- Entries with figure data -
--

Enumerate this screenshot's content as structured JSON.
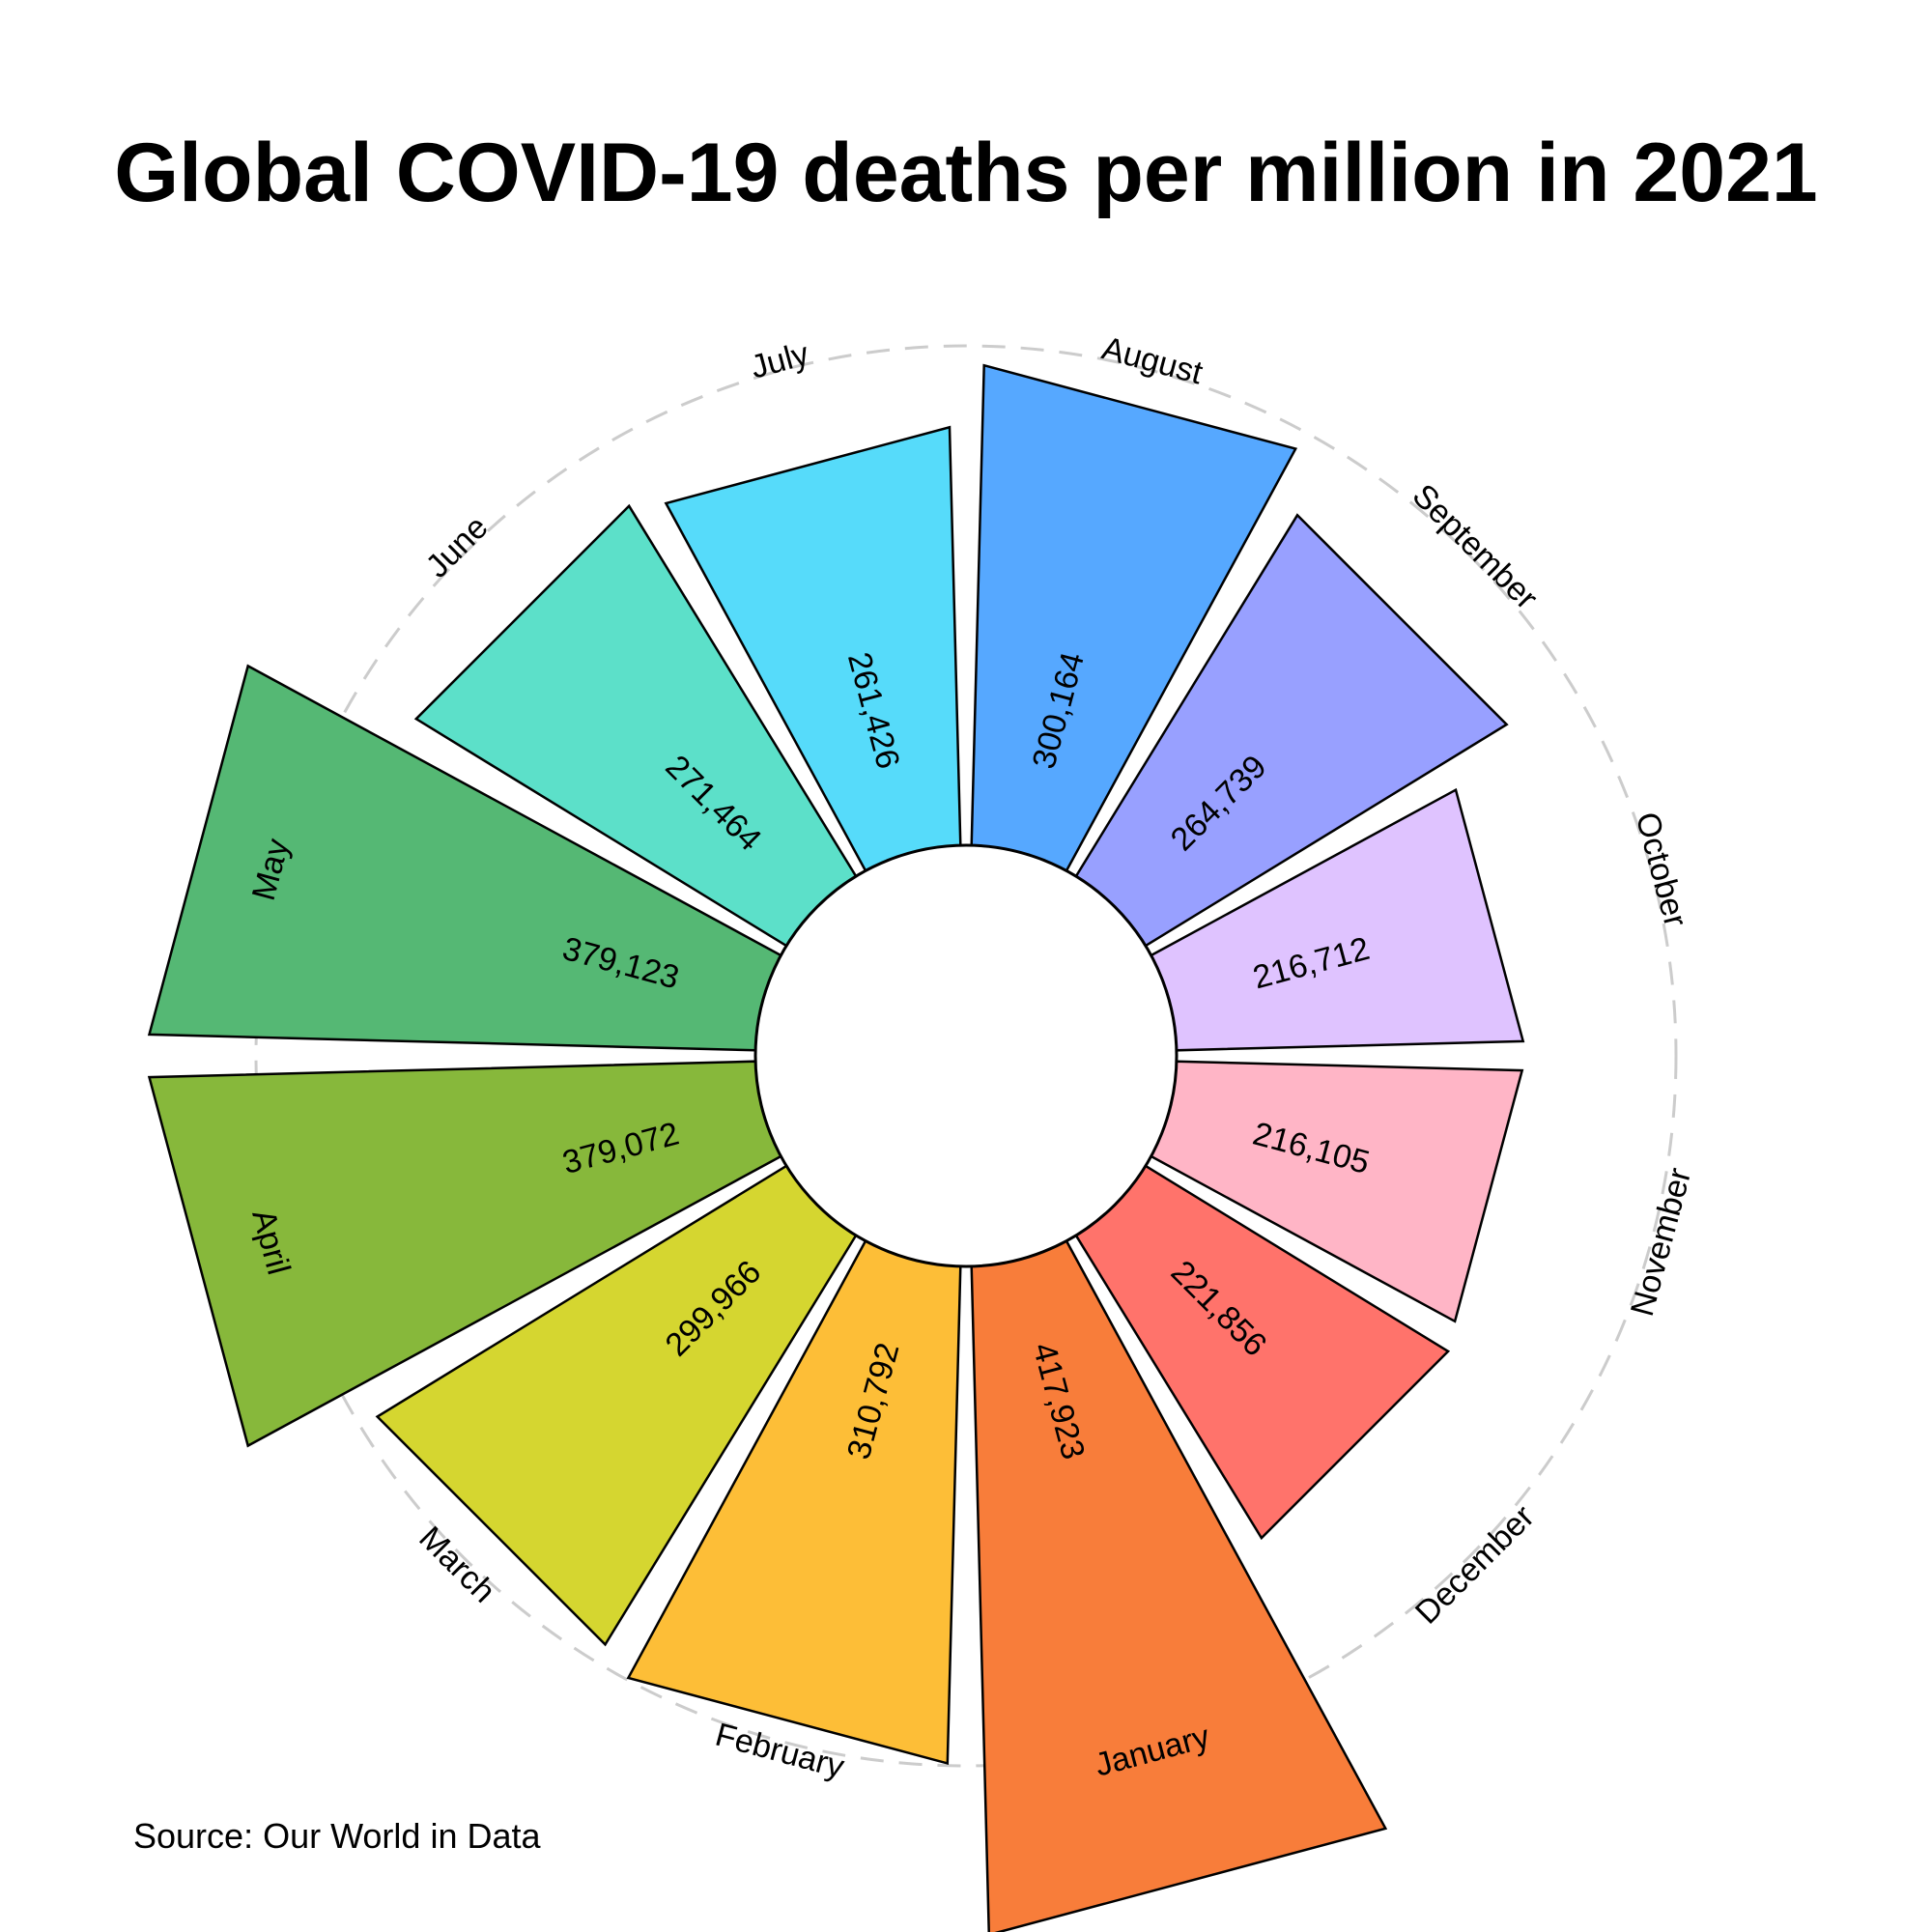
{
  "chart_data": {
    "type": "bar",
    "subtype": "circular",
    "title": "Global COVID-19 deaths per million in 2021",
    "source": "Source: Our World in Data",
    "categories": [
      "January",
      "February",
      "March",
      "April",
      "May",
      "June",
      "July",
      "August",
      "September",
      "October",
      "November",
      "December"
    ],
    "values": [
      417923,
      310792,
      299966,
      379072,
      379123,
      271464,
      261426,
      300164,
      264739,
      216712,
      216105,
      221856
    ],
    "value_labels": [
      "417,923",
      "310,792",
      "299,966",
      "379,072",
      "379,123",
      "271,464",
      "261,426",
      "300,164",
      "264,739",
      "216,712",
      "216,105",
      "221,856"
    ],
    "colors": [
      "#F87D3A",
      "#FDBE37",
      "#D5D630",
      "#87B83B",
      "#55B874",
      "#5CE0C9",
      "#56DBFA",
      "#56A8FF",
      "#98A0FF",
      "#DFC3FF",
      "#FFB5C6",
      "#FF736B"
    ],
    "grid": "dashed outer ring",
    "legend": "none"
  }
}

--

- SHORT TASK -
Keep the pictures out of your copy, and repeat every entry above exactly.

- SOLUTION FOR THIS TASK -
Enumerate this screenshot's content as structured JSON.
{
  "chart_data": {
    "type": "bar",
    "subtype": "circular",
    "title": "Global COVID-19 deaths per million in 2021",
    "source": "Source: Our World in Data",
    "categories": [
      "January",
      "February",
      "March",
      "April",
      "May",
      "June",
      "July",
      "August",
      "September",
      "October",
      "November",
      "December"
    ],
    "values": [
      417923,
      310792,
      299966,
      379072,
      379123,
      271464,
      261426,
      300164,
      264739,
      216712,
      216105,
      221856
    ],
    "value_labels": [
      "417,923",
      "310,792",
      "299,966",
      "379,072",
      "379,123",
      "271,464",
      "261,426",
      "300,164",
      "264,739",
      "216,712",
      "216,105",
      "221,856"
    ],
    "colors": [
      "#F87D3A",
      "#FDBE37",
      "#D5D630",
      "#87B83B",
      "#55B874",
      "#5CE0C9",
      "#56DBFA",
      "#56A8FF",
      "#98A0FF",
      "#DFC3FF",
      "#FFB5C6",
      "#FF736B"
    ],
    "grid": "dashed outer ring",
    "legend": "none"
  }
}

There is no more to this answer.